### TO DO
Exactly as written and without the pictures, output the entries below.

### TASK INPUTS

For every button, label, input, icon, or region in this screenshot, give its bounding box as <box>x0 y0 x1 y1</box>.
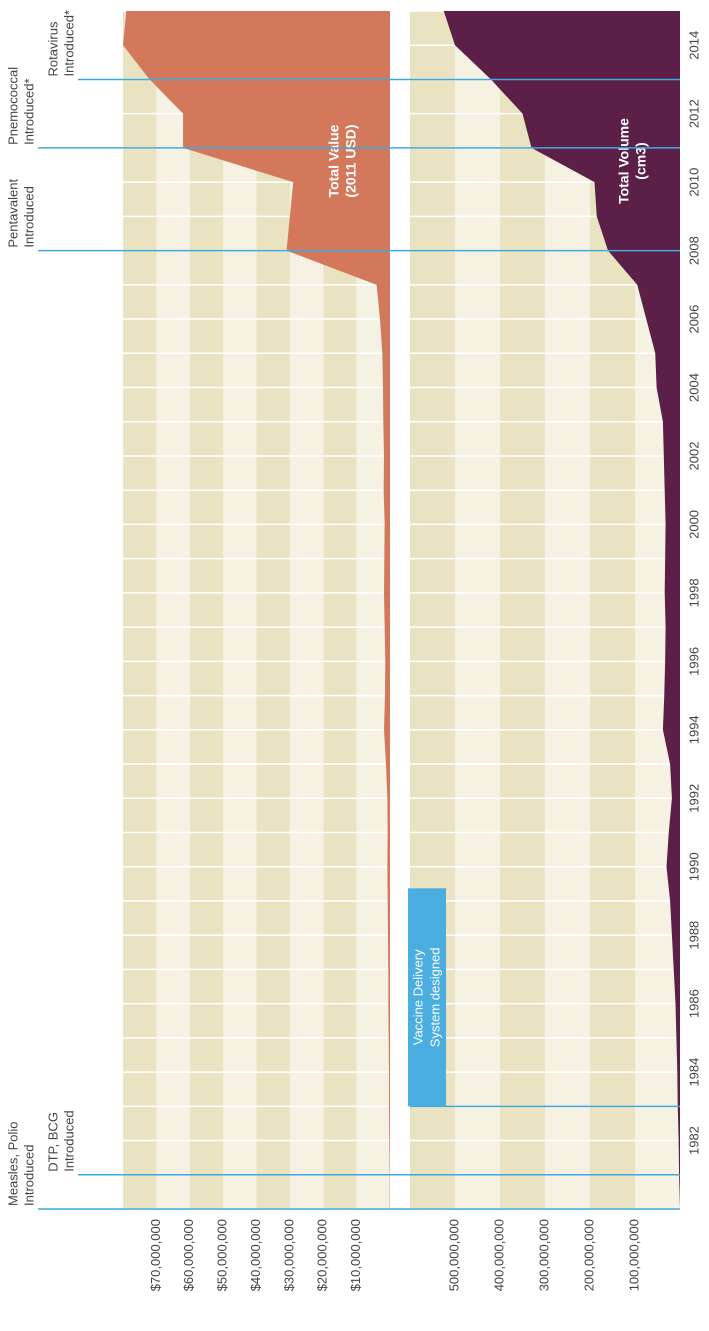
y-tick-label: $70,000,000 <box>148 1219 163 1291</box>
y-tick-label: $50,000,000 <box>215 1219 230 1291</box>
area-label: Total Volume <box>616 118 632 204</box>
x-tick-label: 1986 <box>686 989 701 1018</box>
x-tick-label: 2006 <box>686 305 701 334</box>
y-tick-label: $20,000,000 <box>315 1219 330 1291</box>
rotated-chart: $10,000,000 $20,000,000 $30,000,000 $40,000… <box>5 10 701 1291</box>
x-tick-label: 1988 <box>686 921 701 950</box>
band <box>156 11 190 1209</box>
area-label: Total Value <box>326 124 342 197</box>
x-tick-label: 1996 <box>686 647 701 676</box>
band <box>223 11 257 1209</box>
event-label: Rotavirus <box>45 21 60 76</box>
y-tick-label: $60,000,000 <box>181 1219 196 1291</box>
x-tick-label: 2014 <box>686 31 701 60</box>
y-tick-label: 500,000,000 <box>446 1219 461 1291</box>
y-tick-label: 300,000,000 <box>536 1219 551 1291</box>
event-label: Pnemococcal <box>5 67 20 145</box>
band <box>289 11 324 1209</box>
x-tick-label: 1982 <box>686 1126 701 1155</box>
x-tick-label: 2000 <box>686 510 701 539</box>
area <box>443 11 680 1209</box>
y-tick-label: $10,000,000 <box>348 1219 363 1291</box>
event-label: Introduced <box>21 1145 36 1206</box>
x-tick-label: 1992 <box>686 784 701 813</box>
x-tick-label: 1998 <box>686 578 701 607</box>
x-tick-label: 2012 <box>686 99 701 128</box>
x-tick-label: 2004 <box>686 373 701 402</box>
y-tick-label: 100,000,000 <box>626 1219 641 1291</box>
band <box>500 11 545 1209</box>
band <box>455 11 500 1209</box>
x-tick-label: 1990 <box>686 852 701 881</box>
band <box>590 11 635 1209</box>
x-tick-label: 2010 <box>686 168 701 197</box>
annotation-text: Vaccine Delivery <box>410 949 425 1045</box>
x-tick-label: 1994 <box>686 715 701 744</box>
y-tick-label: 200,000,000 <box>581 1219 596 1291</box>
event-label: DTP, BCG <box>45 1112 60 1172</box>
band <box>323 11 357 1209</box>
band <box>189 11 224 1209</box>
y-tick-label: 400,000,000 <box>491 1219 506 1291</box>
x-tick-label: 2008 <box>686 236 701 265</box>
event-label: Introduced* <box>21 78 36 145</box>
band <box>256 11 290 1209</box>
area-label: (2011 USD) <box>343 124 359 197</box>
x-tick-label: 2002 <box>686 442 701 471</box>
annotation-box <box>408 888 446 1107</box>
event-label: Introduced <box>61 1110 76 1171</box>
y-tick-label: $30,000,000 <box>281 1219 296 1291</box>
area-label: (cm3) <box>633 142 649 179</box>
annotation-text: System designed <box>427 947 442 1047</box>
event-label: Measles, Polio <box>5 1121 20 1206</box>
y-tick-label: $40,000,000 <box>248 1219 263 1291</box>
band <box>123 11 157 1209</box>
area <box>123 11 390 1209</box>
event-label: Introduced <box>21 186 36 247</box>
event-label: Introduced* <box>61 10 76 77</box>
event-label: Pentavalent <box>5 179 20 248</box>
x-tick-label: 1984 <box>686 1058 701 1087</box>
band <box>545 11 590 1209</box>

### FINISHED TASK
For every button, label, input, icon, or region in this screenshot, give its bounding box as <box>x0 y0 x1 y1</box>.
y-tick-label: $70,000,000 <box>148 1219 163 1291</box>
y-tick-label: $50,000,000 <box>215 1219 230 1291</box>
area-label: Total Volume <box>616 118 632 204</box>
x-tick-label: 1986 <box>686 989 701 1018</box>
x-tick-label: 2006 <box>686 305 701 334</box>
y-tick-label: $20,000,000 <box>315 1219 330 1291</box>
rotated-chart: $10,000,000 $20,000,000 $30,000,000 $40,000… <box>5 10 701 1291</box>
x-tick-label: 1988 <box>686 921 701 950</box>
band <box>156 11 190 1209</box>
area-label: Total Value <box>326 124 342 197</box>
x-tick-label: 1996 <box>686 647 701 676</box>
band <box>223 11 257 1209</box>
event-label: Rotavirus <box>45 21 60 76</box>
y-tick-label: $60,000,000 <box>181 1219 196 1291</box>
x-tick-label: 2014 <box>686 31 701 60</box>
y-tick-label: 500,000,000 <box>446 1219 461 1291</box>
y-tick-label: 300,000,000 <box>536 1219 551 1291</box>
event-label: Pnemococcal <box>5 67 20 145</box>
band <box>289 11 324 1209</box>
x-tick-label: 1982 <box>686 1126 701 1155</box>
x-tick-label: 2000 <box>686 510 701 539</box>
area <box>443 11 680 1209</box>
y-tick-label: $10,000,000 <box>348 1219 363 1291</box>
event-label: Introduced <box>21 1145 36 1206</box>
x-tick-label: 1992 <box>686 784 701 813</box>
x-tick-label: 1998 <box>686 578 701 607</box>
x-tick-label: 2012 <box>686 99 701 128</box>
x-tick-label: 2004 <box>686 373 701 402</box>
y-tick-label: 100,000,000 <box>626 1219 641 1291</box>
band <box>500 11 545 1209</box>
band <box>455 11 500 1209</box>
x-tick-label: 1990 <box>686 852 701 881</box>
band <box>590 11 635 1209</box>
x-tick-label: 2010 <box>686 168 701 197</box>
annotation-text: Vaccine Delivery <box>410 949 425 1045</box>
x-tick-label: 1994 <box>686 715 701 744</box>
y-tick-label: 200,000,000 <box>581 1219 596 1291</box>
event-label: DTP, BCG <box>45 1112 60 1172</box>
band <box>323 11 357 1209</box>
band <box>189 11 224 1209</box>
y-tick-label: 400,000,000 <box>491 1219 506 1291</box>
x-tick-label: 2008 <box>686 236 701 265</box>
event-label: Introduced* <box>21 78 36 145</box>
band <box>256 11 290 1209</box>
area-label: (2011 USD) <box>343 124 359 197</box>
x-tick-label: 2002 <box>686 442 701 471</box>
annotation-box <box>408 888 446 1107</box>
event-label: Introduced <box>61 1110 76 1171</box>
y-tick-label: $30,000,000 <box>281 1219 296 1291</box>
area-label: (cm3) <box>633 142 649 179</box>
annotation-text: System designed <box>427 947 442 1047</box>
event-label: Measles, Polio <box>5 1121 20 1206</box>
y-tick-label: $40,000,000 <box>248 1219 263 1291</box>
band <box>123 11 157 1209</box>
area <box>123 11 390 1209</box>
event-label: Introduced <box>21 186 36 247</box>
event-label: Introduced* <box>61 10 76 77</box>
event-label: Pentavalent <box>5 179 20 248</box>
x-tick-label: 1984 <box>686 1058 701 1087</box>
band <box>545 11 590 1209</box>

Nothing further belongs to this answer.